(Stored entries)
□ □ □ □ □ □ □

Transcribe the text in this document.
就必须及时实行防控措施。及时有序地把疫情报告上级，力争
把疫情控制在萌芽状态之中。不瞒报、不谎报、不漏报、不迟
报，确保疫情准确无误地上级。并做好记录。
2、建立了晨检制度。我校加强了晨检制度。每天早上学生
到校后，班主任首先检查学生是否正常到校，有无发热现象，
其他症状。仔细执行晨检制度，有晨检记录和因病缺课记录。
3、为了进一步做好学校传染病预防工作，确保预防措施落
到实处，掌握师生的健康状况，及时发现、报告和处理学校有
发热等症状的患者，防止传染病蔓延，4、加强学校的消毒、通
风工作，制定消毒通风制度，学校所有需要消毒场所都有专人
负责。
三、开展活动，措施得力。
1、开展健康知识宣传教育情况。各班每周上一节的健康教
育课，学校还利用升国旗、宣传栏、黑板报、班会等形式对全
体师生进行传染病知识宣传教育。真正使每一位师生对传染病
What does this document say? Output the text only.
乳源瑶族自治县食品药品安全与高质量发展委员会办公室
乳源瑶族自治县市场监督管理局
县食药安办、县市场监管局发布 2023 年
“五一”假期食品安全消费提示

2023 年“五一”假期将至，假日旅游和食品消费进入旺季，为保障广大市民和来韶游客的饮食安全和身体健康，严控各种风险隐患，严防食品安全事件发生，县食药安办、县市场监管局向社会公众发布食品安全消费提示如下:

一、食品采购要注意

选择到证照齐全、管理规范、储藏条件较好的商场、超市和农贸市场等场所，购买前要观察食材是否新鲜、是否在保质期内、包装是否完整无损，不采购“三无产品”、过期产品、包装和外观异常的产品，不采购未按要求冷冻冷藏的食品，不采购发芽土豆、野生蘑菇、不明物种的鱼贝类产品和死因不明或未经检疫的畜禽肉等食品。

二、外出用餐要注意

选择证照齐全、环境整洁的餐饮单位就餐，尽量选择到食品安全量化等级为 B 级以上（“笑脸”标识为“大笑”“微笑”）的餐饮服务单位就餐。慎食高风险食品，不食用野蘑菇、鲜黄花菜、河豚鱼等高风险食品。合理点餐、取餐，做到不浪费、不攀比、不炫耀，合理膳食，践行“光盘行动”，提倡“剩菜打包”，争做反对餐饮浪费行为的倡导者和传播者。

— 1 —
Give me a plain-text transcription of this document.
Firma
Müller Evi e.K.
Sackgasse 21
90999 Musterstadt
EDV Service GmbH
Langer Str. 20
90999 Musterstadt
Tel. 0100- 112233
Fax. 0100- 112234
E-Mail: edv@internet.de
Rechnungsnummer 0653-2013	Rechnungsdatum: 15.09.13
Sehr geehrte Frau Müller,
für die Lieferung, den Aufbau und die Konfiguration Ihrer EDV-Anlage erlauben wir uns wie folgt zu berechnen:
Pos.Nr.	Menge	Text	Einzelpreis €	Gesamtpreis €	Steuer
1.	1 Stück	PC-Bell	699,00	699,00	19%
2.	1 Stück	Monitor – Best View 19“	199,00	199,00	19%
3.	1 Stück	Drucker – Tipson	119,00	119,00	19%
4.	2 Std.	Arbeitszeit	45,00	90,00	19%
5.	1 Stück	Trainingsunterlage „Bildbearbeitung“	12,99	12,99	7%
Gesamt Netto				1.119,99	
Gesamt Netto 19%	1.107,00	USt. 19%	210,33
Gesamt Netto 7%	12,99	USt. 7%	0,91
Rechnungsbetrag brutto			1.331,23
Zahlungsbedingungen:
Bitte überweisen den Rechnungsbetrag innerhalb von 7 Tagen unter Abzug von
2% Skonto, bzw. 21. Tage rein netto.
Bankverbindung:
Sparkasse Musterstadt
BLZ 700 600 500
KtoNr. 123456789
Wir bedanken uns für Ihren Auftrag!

□ □ □ □ □ □ □

◆ **DIRECTIONS**: The records above need to be transcribed in full. Keep every character unchanged.

◆ **WORKED SOLUTION**:
Transcribe the text in this document.
就必须及时实行防控措施。及时有序地把疫情报告上级，力争
把疫情控制在萌芽状态之中。不瞒报、不谎报、不漏报、不迟
报，确保疫情准确无误地上级。并做好记录。
2、建立了晨检制度。我校加强了晨检制度。每天早上学生
到校后，班主任首先检查学生是否正常到校，有无发热现象，
其他症状。仔细执行晨检制度，有晨检记录和因病缺课记录。
3、为了进一步做好学校传染病预防工作，确保预防措施落
到实处，掌握师生的健康状况，及时发现、报告和处理学校有
发热等症状的患者，防止传染病蔓延，4、加强学校的消毒、通
风工作，制定消毒通风制度，学校所有需要消毒场所都有专人
负责。
三、开展活动，措施得力。
1、开展健康知识宣传教育情况。各班每周上一节的健康教
育课，学校还利用升国旗、宣传栏、黑板报、班会等形式对全
体师生进行传染病知识宣传教育。真正使每一位师生对传染病
What does this document say? Output the text only.
乳源瑶族自治县食品药品安全与高质量发展委员会办公室
乳源瑶族自治县市场监督管理局
县食药安办、县市场监管局发布 2023 年
“五一”假期食品安全消费提示

2023 年“五一”假期将至，假日旅游和食品消费进入旺季，为保障广大市民和来韶游客的饮食安全和身体健康，严控各种风险隐患，严防食品安全事件发生，县食药安办、县市场监管局向社会公众发布食品安全消费提示如下:

一、食品采购要注意

选择到证照齐全、管理规范、储藏条件较好的商场、超市和农贸市场等场所，购买前要观察食材是否新鲜、是否在保质期内、包装是否完整无损，不采购“三无产品”、过期产品、包装和外观异常的产品，不采购未按要求冷冻冷藏的食品，不采购发芽土豆、野生蘑菇、不明物种的鱼贝类产品和死因不明或未经检疫的畜禽肉等食品。

二、外出用餐要注意

选择证照齐全、环境整洁的餐饮单位就餐，尽量选择到食品安全量化等级为 B 级以上（“笑脸”标识为“大笑”“微笑”）的餐饮服务单位就餐。慎食高风险食品，不食用野蘑菇、鲜黄花菜、河豚鱼等高风险食品。合理点餐、取餐，做到不浪费、不攀比、不炫耀，合理膳食，践行“光盘行动”，提倡“剩菜打包”，争做反对餐饮浪费行为的倡导者和传播者。

— 1 —
Give me a plain-text transcription of this document.
Firma
Müller Evi e.K.
Sackgasse 21
90999 Musterstadt
EDV Service GmbH
Langer Str. 20
90999 Musterstadt
Tel. 0100- 112233
Fax. 0100- 112234
E-Mail: edv@internet.de
Rechnungsnummer 0653-2013	Rechnungsdatum: 15.09.13
Sehr geehrte Frau Müller,
für die Lieferung, den Aufbau und die Konfiguration Ihrer EDV-Anlage erlauben wir uns wie folgt zu berechnen:
Pos.Nr.	Menge	Text	Einzelpreis €	Gesamtpreis €	Steuer
1.	1 Stück	PC-Bell	699,00	699,00	19%
2.	1 Stück	Monitor – Best View 19“	199,00	199,00	19%
3.	1 Stück	Drucker – Tipson	119,00	119,00	19%
4.	2 Std.	Arbeitszeit	45,00	90,00	19%
5.	1 Stück	Trainingsunterlage „Bildbearbeitung“	12,99	12,99	7%
Gesamt Netto				1.119,99	
Gesamt Netto 19%	1.107,00	USt. 19%	210,33
Gesamt Netto 7%	12,99	USt. 7%	0,91
Rechnungsbetrag brutto			1.331,23
Zahlungsbedingungen:
Bitte überweisen den Rechnungsbetrag innerhalb von 7 Tagen unter Abzug von
2% Skonto, bzw. 21. Tage rein netto.
Bankverbindung:
Sparkasse Musterstadt
BLZ 700 600 500
KtoNr. 123456789
Wir bedanken uns für Ihren Auftrag!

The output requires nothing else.